### GIVEN ENTRIES
____
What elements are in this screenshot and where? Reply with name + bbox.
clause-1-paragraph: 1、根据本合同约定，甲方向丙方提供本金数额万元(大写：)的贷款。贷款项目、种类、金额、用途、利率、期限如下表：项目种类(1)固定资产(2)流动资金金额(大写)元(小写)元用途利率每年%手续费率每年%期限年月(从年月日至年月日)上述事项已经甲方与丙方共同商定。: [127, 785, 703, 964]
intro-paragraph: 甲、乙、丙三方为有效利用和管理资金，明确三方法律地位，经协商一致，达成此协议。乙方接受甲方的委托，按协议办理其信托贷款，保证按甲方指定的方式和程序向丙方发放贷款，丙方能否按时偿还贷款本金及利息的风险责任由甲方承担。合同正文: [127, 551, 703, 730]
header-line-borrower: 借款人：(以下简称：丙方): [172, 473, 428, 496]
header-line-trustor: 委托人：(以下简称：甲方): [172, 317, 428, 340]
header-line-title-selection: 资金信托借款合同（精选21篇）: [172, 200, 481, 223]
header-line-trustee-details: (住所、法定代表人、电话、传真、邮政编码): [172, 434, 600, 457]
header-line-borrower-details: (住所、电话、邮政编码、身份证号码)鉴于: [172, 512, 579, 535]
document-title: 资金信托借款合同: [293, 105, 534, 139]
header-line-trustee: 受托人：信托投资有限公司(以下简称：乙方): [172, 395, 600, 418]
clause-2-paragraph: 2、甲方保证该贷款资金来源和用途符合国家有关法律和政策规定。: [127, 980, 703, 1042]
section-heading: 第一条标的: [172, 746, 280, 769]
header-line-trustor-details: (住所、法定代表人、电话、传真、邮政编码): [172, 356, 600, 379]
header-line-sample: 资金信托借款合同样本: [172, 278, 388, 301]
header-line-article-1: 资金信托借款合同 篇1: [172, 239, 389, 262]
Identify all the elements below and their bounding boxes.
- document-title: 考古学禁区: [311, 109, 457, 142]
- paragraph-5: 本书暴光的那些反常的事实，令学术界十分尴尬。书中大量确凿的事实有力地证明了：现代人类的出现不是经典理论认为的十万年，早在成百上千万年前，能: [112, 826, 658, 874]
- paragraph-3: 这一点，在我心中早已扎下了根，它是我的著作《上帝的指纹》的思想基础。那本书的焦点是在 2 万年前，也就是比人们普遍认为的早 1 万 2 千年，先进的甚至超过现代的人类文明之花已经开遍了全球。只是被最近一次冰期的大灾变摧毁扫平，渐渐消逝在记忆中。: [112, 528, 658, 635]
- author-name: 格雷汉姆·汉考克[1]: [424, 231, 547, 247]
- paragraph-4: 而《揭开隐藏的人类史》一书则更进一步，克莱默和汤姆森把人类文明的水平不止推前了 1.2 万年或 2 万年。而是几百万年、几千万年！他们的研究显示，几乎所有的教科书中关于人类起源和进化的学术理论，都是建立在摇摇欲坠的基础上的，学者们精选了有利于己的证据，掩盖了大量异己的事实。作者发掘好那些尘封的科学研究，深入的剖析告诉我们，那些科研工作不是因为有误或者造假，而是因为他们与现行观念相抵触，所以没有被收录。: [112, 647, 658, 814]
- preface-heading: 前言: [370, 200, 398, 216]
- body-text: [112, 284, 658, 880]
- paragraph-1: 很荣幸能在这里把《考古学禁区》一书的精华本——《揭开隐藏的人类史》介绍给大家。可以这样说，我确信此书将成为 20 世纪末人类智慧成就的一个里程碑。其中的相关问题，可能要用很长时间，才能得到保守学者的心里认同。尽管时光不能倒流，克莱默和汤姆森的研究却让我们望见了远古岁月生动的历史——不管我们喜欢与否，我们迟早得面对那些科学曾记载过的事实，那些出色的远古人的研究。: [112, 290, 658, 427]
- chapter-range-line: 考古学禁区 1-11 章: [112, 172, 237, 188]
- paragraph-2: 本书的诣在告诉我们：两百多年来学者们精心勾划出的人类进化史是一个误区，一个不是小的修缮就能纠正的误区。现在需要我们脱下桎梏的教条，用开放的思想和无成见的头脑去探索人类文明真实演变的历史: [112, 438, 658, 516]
____
### REQUEST
Reproduce all of the lines above verbatim and in their original order, preserving every character.

### OUTPUT FOR THIS TASK
What elements are in this screenshot and where? Reply with name + bbox.
clause-1-paragraph: 1、根据本合同约定，甲方向丙方提供本金数额万元(大写：)的贷款。贷款项目、种类、金额、用途、利率、期限如下表：项目种类(1)固定资产(2)流动资金金额(大写)元(小写)元用途利率每年%手续费率每年%期限年月(从年月日至年月日)上述事项已经甲方与丙方共同商定。: [127, 785, 703, 964]
intro-paragraph: 甲、乙、丙三方为有效利用和管理资金，明确三方法律地位，经协商一致，达成此协议。乙方接受甲方的委托，按协议办理其信托贷款，保证按甲方指定的方式和程序向丙方发放贷款，丙方能否按时偿还贷款本金及利息的风险责任由甲方承担。合同正文: [127, 551, 703, 730]
header-line-borrower: 借款人：(以下简称：丙方): [172, 473, 428, 496]
header-line-trustor: 委托人：(以下简称：甲方): [172, 317, 428, 340]
header-line-title-selection: 资金信托借款合同（精选21篇）: [172, 200, 481, 223]
header-line-trustee-details: (住所、法定代表人、电话、传真、邮政编码): [172, 434, 600, 457]
header-line-borrower-details: (住所、电话、邮政编码、身份证号码)鉴于: [172, 512, 579, 535]
document-title: 资金信托借款合同: [293, 105, 534, 139]
header-line-trustee: 受托人：信托投资有限公司(以下简称：乙方): [172, 395, 600, 418]
clause-2-paragraph: 2、甲方保证该贷款资金来源和用途符合国家有关法律和政策规定。: [127, 980, 703, 1042]
section-heading: 第一条标的: [172, 746, 280, 769]
header-line-trustor-details: (住所、法定代表人、电话、传真、邮政编码): [172, 356, 600, 379]
header-line-sample: 资金信托借款合同样本: [172, 278, 388, 301]
header-line-article-1: 资金信托借款合同 篇1: [172, 239, 389, 262]
Identify all the elements below and their bounding boxes.
- document-title: 考古学禁区: [311, 109, 457, 142]
- paragraph-5: 本书暴光的那些反常的事实，令学术界十分尴尬。书中大量确凿的事实有力地证明了：现代人类的出现不是经典理论认为的十万年，早在成百上千万年前，能: [112, 826, 658, 874]
- paragraph-3: 这一点，在我心中早已扎下了根，它是我的著作《上帝的指纹》的思想基础。那本书的焦点是在 2 万年前，也就是比人们普遍认为的早 1 万 2 千年，先进的甚至超过现代的人类文明之花已经开遍了全球。只是被最近一次冰期的大灾变摧毁扫平，渐渐消逝在记忆中。: [112, 528, 658, 635]
- author-name: 格雷汉姆·汉考克[1]: [424, 231, 547, 247]
- paragraph-4: 而《揭开隐藏的人类史》一书则更进一步，克莱默和汤姆森把人类文明的水平不止推前了 1.2 万年或 2 万年。而是几百万年、几千万年！他们的研究显示，几乎所有的教科书中关于人类起源和进化的学术理论，都是建立在摇摇欲坠的基础上的，学者们精选了有利于己的证据，掩盖了大量异己的事实。作者发掘好那些尘封的科学研究，深入的剖析告诉我们，那些科研工作不是因为有误或者造假，而是因为他们与现行观念相抵触，所以没有被收录。: [112, 647, 658, 814]
- preface-heading: 前言: [370, 200, 398, 216]
- body-text: [112, 284, 658, 880]
- paragraph-1: 很荣幸能在这里把《考古学禁区》一书的精华本——《揭开隐藏的人类史》介绍给大家。可以这样说，我确信此书将成为 20 世纪末人类智慧成就的一个里程碑。其中的相关问题，可能要用很长时间，才能得到保守学者的心里认同。尽管时光不能倒流，克莱默和汤姆森的研究却让我们望见了远古岁月生动的历史——不管我们喜欢与否，我们迟早得面对那些科学曾记载过的事实，那些出色的远古人的研究。: [112, 290, 658, 427]
- chapter-range-line: 考古学禁区 1-11 章: [112, 172, 237, 188]
- paragraph-2: 本书的诣在告诉我们：两百多年来学者们精心勾划出的人类进化史是一个误区，一个不是小的修缮就能纠正的误区。现在需要我们脱下桎梏的教条，用开放的思想和无成见的头脑去探索人类文明真实演变的历史: [112, 438, 658, 516]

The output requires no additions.